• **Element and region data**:
## START

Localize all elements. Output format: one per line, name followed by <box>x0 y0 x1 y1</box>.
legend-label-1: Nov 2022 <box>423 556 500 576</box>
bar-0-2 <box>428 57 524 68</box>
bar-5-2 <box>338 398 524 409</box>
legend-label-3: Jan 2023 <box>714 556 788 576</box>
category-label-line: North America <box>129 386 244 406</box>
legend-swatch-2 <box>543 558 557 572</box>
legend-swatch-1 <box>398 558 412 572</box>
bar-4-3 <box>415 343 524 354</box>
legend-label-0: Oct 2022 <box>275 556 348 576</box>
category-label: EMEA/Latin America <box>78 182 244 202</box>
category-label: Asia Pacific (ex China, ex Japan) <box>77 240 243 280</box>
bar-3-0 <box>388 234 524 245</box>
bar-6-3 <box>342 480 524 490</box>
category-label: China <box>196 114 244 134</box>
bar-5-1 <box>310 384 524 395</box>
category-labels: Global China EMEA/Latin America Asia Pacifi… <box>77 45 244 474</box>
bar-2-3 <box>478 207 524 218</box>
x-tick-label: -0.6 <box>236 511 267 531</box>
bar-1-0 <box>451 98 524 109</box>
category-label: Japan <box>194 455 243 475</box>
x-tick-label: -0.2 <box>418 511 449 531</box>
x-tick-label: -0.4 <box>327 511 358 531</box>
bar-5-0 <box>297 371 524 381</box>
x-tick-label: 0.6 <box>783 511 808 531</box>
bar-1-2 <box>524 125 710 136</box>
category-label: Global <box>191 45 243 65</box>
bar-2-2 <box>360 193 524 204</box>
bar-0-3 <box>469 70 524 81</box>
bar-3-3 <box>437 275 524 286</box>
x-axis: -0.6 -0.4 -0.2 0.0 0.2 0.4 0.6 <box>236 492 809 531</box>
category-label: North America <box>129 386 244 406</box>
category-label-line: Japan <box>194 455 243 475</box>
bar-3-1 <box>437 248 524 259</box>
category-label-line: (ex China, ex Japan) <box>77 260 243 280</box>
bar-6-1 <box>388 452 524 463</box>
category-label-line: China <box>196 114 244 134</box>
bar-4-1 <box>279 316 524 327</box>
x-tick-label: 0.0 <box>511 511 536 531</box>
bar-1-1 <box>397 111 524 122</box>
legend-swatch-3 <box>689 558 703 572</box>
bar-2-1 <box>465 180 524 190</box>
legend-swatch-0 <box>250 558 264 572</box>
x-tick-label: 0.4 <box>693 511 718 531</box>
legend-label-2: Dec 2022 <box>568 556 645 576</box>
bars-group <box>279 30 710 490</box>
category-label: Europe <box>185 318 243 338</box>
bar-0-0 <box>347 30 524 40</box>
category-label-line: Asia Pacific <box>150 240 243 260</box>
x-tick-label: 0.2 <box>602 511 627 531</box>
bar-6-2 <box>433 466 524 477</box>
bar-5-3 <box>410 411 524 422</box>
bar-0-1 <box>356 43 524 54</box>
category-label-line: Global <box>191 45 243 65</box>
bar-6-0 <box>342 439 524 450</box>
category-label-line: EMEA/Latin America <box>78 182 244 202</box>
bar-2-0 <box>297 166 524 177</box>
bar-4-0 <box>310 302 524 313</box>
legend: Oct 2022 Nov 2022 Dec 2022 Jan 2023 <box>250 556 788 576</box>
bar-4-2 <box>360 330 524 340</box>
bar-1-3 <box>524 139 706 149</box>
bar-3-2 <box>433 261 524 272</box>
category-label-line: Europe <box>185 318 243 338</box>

## END

• **Problem statement**:
Quote every line of the data above verbatim, without alteration.

• **Output for this task**:
Localize all elements. Output format: one per line, name followed by <box>x0 y0 x1 y1</box>.
legend-label-1: Nov 2022 <box>423 556 500 576</box>
bar-0-2 <box>428 57 524 68</box>
bar-5-2 <box>338 398 524 409</box>
legend-label-3: Jan 2023 <box>714 556 788 576</box>
category-label-line: North America <box>129 386 244 406</box>
legend-swatch-2 <box>543 558 557 572</box>
legend-swatch-1 <box>398 558 412 572</box>
bar-4-3 <box>415 343 524 354</box>
legend-label-0: Oct 2022 <box>275 556 348 576</box>
category-label: EMEA/Latin America <box>78 182 244 202</box>
category-label: Asia Pacific (ex China, ex Japan) <box>77 240 243 280</box>
bar-3-0 <box>388 234 524 245</box>
bar-6-3 <box>342 480 524 490</box>
category-label: China <box>196 114 244 134</box>
bar-5-1 <box>310 384 524 395</box>
category-labels: Global China EMEA/Latin America Asia Pacifi… <box>77 45 244 474</box>
bar-2-3 <box>478 207 524 218</box>
x-tick-label: -0.6 <box>236 511 267 531</box>
bar-1-0 <box>451 98 524 109</box>
category-label: Japan <box>194 455 243 475</box>
x-tick-label: -0.2 <box>418 511 449 531</box>
x-tick-label: -0.4 <box>327 511 358 531</box>
bar-5-0 <box>297 371 524 381</box>
x-tick-label: 0.6 <box>783 511 808 531</box>
bar-1-2 <box>524 125 710 136</box>
category-label: Global <box>191 45 243 65</box>
bar-2-2 <box>360 193 524 204</box>
bar-0-3 <box>469 70 524 81</box>
bar-3-3 <box>437 275 524 286</box>
x-axis: -0.6 -0.4 -0.2 0.0 0.2 0.4 0.6 <box>236 492 809 531</box>
category-label: North America <box>129 386 244 406</box>
category-label-line: Japan <box>194 455 243 475</box>
bar-3-1 <box>437 248 524 259</box>
category-label-line: (ex China, ex Japan) <box>77 260 243 280</box>
bar-6-1 <box>388 452 524 463</box>
category-label-line: China <box>196 114 244 134</box>
bar-4-1 <box>279 316 524 327</box>
x-tick-label: 0.0 <box>511 511 536 531</box>
bar-1-1 <box>397 111 524 122</box>
legend-swatch-3 <box>689 558 703 572</box>
bar-2-1 <box>465 180 524 190</box>
legend-swatch-0 <box>250 558 264 572</box>
x-tick-label: 0.4 <box>693 511 718 531</box>
legend-label-2: Dec 2022 <box>568 556 645 576</box>
bars-group <box>279 30 710 490</box>
category-label: Europe <box>185 318 243 338</box>
bar-0-0 <box>347 30 524 40</box>
category-label-line: Asia Pacific <box>150 240 243 260</box>
x-tick-label: 0.2 <box>602 511 627 531</box>
bar-6-2 <box>433 466 524 477</box>
bar-5-3 <box>410 411 524 422</box>
bar-0-1 <box>356 43 524 54</box>
category-label-line: Global <box>191 45 243 65</box>
bar-6-0 <box>342 439 524 450</box>
category-label-line: EMEA/Latin America <box>78 182 244 202</box>
bar-2-0 <box>297 166 524 177</box>
bar-4-0 <box>310 302 524 313</box>
legend: Oct 2022 Nov 2022 Dec 2022 Jan 2023 <box>250 556 788 576</box>
bar-4-2 <box>360 330 524 340</box>
bar-1-3 <box>524 139 706 149</box>
bar-3-2 <box>433 261 524 272</box>
category-label-line: Europe <box>185 318 243 338</box>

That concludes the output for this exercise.